GOAL
In the listing that follows, count each line where the word "left" appears; write nothing but the count.

— Start —

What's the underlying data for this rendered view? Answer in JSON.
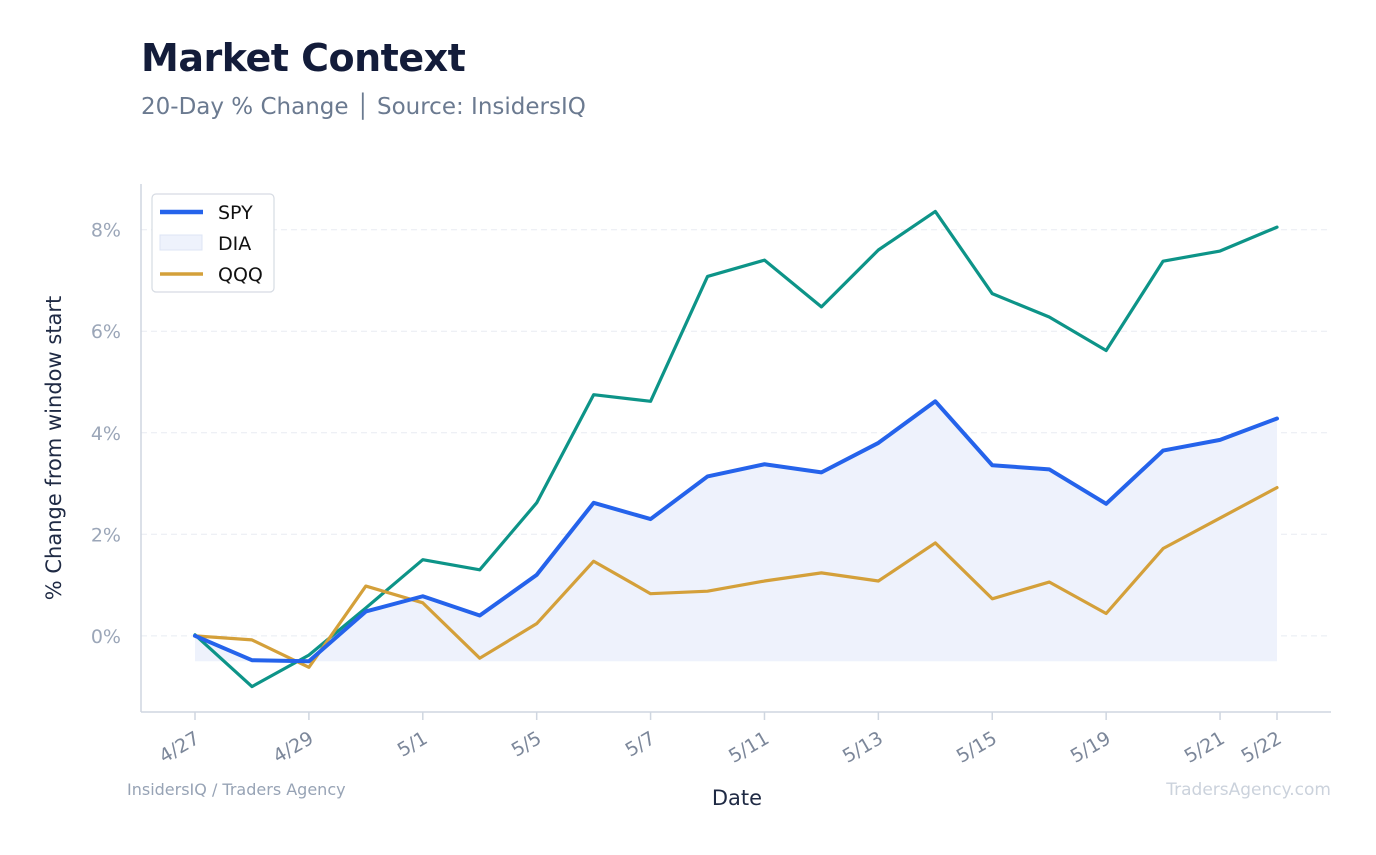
{
  "header": {
    "title": "Market Context",
    "subtitle": "20-Day % Change │ Source: InsidersIQ"
  },
  "footer": {
    "left": "InsidersIQ / Traders Agency",
    "right": "TradersAgency.com"
  },
  "chart_data": {
    "type": "line",
    "xlabel": "Date",
    "ylabel": "% Change from window start",
    "ylim": [
      -1.5,
      8.9
    ],
    "yticks": [
      0,
      2,
      4,
      6,
      8
    ],
    "ytick_labels": [
      "0%",
      "2%",
      "4%",
      "6%",
      "8%"
    ],
    "grid": true,
    "legend_position": "top-left",
    "x_dates": [
      "4/27",
      "4/28",
      "4/29",
      "4/30",
      "5/1",
      "5/4",
      "5/5",
      "5/6",
      "5/7",
      "5/8",
      "5/11",
      "5/12",
      "5/13",
      "5/14",
      "5/15",
      "5/18",
      "5/19",
      "5/20",
      "5/21",
      "5/22"
    ],
    "xtick_labels": [
      "4/27",
      "4/29",
      "5/1",
      "5/5",
      "5/7",
      "5/11",
      "5/13",
      "5/15",
      "5/19",
      "5/21",
      "5/22"
    ],
    "series": [
      {
        "name": "SPY",
        "color": "#2563eb",
        "values": [
          0.0,
          -0.48,
          -0.5,
          0.48,
          0.78,
          0.4,
          1.2,
          2.62,
          2.3,
          3.14,
          3.38,
          3.22,
          3.8,
          4.62,
          3.36,
          3.28,
          2.6,
          3.65,
          3.86,
          4.28
        ]
      },
      {
        "name": "DIA",
        "color": "#0d9488",
        "fill_color": "#eef2fc",
        "values": [
          0.02,
          -1.0,
          -0.38,
          0.55,
          1.5,
          1.3,
          2.62,
          4.75,
          4.62,
          7.08,
          7.4,
          6.48,
          7.6,
          8.36,
          6.74,
          6.28,
          5.62,
          7.38,
          7.58,
          8.05
        ]
      },
      {
        "name": "QQQ",
        "color": "#d4a03a",
        "values": [
          0.0,
          -0.08,
          -0.62,
          0.98,
          0.65,
          -0.44,
          0.24,
          1.47,
          0.83,
          0.88,
          1.08,
          1.24,
          1.08,
          1.83,
          0.73,
          1.06,
          0.44,
          1.72,
          2.32,
          2.92
        ]
      }
    ]
  }
}
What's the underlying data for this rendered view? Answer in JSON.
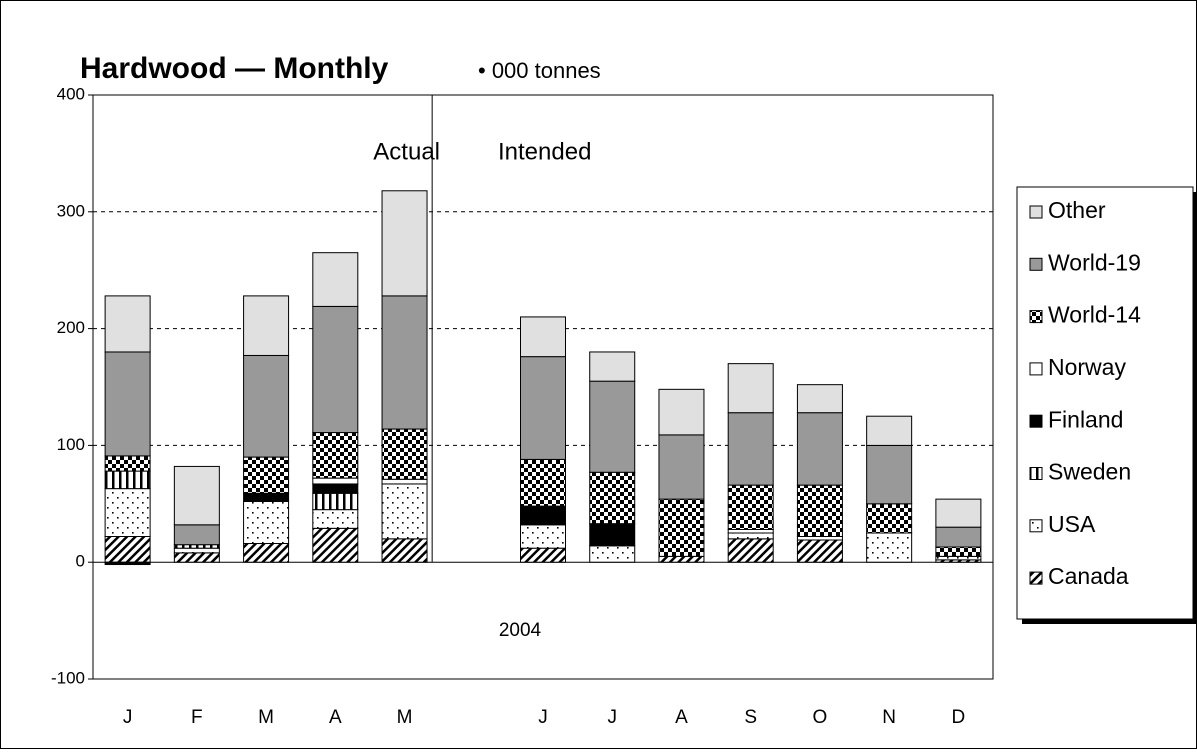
{
  "chart_data": {
    "type": "stacked_bar",
    "title": "Hardwood — Monthly",
    "subtitle": "• 000 tonnes",
    "annotations": [
      "Actual",
      "Intended",
      "2004"
    ],
    "categories": [
      "J",
      "F",
      "M",
      "A",
      "M",
      null,
      "J",
      "J",
      "A",
      "S",
      "O",
      "N",
      "D"
    ],
    "series": [
      {
        "name": "Canada",
        "color": "#ffffff",
        "pattern": "diagonal",
        "values": [
          22,
          8,
          16,
          29,
          20,
          null,
          12,
          0,
          5,
          20,
          19,
          0,
          2
        ]
      },
      {
        "name": "USA",
        "color": "#ffffff",
        "pattern": "dots",
        "values": [
          41,
          4,
          36,
          16,
          47,
          null,
          20,
          14,
          0,
          5,
          0,
          25,
          3
        ]
      },
      {
        "name": "Sweden",
        "color": "#ffffff",
        "pattern": "vertical",
        "values": [
          15,
          3,
          0,
          14,
          0,
          null,
          0,
          0,
          0,
          0,
          0,
          0,
          0
        ]
      },
      {
        "name": "Finland",
        "color": "#000000",
        "pattern": "solid",
        "values": [
          -2,
          0,
          7,
          8,
          0,
          null,
          16,
          19,
          0,
          0,
          0,
          0,
          0
        ]
      },
      {
        "name": "Norway",
        "color": "#ffffff",
        "pattern": "solid",
        "values": [
          0,
          0,
          0,
          5,
          4,
          null,
          0,
          0,
          0,
          3,
          3,
          0,
          0
        ]
      },
      {
        "name": "World-14",
        "color": "#ffffff",
        "pattern": "checker",
        "values": [
          13,
          0,
          31,
          39,
          43,
          null,
          40,
          44,
          49,
          38,
          44,
          25,
          8
        ]
      },
      {
        "name": "World-19",
        "color": "#999999",
        "pattern": "solid",
        "values": [
          89,
          17,
          87,
          108,
          114,
          null,
          88,
          78,
          55,
          62,
          62,
          50,
          17
        ]
      },
      {
        "name": "Other",
        "color": "#e0e0e0",
        "pattern": "solid",
        "values": [
          48,
          50,
          51,
          46,
          90,
          null,
          34,
          25,
          39,
          42,
          24,
          25,
          24
        ]
      }
    ],
    "ylim": [
      -100,
      400
    ],
    "yticks": [
      -100,
      0,
      100,
      200,
      300,
      400
    ],
    "grid": true,
    "legend": "right"
  }
}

— End —

OUTPUT
2